======== Extracted information
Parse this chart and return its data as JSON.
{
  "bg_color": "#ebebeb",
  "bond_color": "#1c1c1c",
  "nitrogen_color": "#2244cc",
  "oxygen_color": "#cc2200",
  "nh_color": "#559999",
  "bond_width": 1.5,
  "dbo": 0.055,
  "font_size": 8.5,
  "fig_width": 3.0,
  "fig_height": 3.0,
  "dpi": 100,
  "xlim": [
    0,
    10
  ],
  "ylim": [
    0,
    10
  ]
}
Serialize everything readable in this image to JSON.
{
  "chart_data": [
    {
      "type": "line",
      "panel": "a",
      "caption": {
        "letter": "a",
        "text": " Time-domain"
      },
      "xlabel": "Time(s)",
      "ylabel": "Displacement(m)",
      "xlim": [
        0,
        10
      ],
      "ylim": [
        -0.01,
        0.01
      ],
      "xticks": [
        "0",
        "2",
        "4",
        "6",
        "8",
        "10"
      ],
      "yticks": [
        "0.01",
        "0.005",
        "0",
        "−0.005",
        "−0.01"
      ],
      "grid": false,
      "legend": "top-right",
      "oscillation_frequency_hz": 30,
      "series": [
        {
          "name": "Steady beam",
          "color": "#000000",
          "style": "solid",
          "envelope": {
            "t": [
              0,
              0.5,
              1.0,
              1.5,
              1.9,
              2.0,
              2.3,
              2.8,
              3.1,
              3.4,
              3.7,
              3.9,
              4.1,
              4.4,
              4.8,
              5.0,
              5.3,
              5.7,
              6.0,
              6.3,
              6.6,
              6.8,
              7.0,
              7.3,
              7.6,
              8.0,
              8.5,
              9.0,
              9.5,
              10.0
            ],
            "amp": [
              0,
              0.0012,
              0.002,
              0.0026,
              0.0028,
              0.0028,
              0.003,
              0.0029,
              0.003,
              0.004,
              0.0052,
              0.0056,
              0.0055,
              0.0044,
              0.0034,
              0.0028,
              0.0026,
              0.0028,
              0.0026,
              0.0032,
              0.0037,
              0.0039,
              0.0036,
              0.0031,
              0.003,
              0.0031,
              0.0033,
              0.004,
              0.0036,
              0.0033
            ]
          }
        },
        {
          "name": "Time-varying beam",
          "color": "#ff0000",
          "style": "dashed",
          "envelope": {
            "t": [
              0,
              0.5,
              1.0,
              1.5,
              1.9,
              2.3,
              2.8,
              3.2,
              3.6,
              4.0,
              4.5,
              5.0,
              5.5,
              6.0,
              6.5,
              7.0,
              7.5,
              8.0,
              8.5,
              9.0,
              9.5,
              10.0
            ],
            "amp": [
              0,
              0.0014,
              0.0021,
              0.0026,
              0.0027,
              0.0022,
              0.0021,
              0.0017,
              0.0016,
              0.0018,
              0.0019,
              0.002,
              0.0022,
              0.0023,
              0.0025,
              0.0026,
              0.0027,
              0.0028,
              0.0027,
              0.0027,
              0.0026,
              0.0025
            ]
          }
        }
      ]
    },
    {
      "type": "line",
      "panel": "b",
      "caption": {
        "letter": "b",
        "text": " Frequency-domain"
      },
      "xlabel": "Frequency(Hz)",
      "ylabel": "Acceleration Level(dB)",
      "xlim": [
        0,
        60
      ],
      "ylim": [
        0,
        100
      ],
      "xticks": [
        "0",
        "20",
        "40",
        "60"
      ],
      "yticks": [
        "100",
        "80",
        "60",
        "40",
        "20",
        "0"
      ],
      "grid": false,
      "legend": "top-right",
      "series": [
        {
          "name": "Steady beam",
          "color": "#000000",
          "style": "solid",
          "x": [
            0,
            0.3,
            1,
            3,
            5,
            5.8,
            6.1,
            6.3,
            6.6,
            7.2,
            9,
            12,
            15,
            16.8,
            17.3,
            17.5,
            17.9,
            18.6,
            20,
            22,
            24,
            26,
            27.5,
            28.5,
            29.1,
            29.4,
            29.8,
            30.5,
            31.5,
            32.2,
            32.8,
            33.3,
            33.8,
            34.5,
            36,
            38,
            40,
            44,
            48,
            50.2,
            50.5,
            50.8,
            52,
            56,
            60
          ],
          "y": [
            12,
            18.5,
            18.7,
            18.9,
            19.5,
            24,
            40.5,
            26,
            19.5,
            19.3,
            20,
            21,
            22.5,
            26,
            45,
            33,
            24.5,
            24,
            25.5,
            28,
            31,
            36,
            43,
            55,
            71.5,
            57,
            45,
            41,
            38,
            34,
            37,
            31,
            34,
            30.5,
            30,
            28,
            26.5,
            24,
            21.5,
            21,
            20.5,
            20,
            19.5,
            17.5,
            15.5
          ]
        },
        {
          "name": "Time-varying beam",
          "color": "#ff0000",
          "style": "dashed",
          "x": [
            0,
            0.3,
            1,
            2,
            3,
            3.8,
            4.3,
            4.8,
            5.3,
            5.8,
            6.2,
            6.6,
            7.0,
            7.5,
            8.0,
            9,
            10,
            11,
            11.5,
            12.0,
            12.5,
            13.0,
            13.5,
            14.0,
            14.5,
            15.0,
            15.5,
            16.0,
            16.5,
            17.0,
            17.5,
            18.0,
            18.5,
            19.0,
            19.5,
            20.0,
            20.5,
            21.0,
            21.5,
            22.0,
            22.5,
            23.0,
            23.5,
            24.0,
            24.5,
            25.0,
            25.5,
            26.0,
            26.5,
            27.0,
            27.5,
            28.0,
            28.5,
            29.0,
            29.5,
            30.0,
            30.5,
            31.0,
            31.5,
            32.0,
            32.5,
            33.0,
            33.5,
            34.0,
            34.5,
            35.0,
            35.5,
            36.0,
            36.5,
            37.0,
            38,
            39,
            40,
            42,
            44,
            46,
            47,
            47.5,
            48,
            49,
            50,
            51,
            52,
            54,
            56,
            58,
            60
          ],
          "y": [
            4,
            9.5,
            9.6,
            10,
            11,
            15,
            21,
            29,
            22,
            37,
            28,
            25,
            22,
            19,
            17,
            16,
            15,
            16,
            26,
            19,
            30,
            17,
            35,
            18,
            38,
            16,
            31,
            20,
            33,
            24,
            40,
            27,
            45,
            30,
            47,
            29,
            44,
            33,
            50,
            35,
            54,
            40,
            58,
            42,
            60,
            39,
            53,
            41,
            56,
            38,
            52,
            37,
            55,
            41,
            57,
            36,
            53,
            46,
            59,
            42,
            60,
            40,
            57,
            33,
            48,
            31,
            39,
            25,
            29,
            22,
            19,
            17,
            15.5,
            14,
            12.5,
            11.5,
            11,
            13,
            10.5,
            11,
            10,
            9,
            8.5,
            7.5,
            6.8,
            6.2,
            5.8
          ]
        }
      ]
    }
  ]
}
================
**The task**
Tell how many lines contain the word "text", using only the number.

**Response to the exercise**
2